Description of the task – Quote every entry word for word.

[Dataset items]
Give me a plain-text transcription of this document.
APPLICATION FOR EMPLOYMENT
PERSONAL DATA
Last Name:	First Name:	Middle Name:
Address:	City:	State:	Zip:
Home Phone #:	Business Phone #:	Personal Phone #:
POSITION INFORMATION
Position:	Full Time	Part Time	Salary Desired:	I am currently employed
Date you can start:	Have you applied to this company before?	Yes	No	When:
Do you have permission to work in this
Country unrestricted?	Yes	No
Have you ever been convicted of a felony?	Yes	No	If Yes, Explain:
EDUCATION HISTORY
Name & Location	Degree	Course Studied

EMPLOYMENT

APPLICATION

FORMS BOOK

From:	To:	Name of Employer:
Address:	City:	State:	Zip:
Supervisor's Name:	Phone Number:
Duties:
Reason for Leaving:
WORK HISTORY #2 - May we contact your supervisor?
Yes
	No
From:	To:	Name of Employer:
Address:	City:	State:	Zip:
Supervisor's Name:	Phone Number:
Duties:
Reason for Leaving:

Result –
Give me a plain-text transcription of this document.
APPLICATION FOR EMPLOYMENT
PERSONAL DATA
Last Name:	First Name:	Middle Name:
Address:	City:	State:	Zip:
Home Phone #:	Business Phone #:	Personal Phone #:
POSITION INFORMATION
Position:	Full Time	Part Time	Salary Desired:	I am currently employed
Date you can start:	Have you applied to this company before?	Yes	No	When:
Do you have permission to work in this
Country unrestricted?	Yes	No
Have you ever been convicted of a felony?	Yes	No	If Yes, Explain:
EDUCATION HISTORY
Name & Location	Degree	Course Studied

EMPLOYMENT

APPLICATION

FORMS BOOK

From:	To:	Name of Employer:
Address:	City:	State:	Zip:
Supervisor's Name:	Phone Number:
Duties:
Reason for Leaving:
WORK HISTORY #2 - May we contact your supervisor?
Yes
	No
From:	To:	Name of Employer:
Address:	City:	State:	Zip:
Supervisor's Name:	Phone Number:
Duties:
Reason for Leaving:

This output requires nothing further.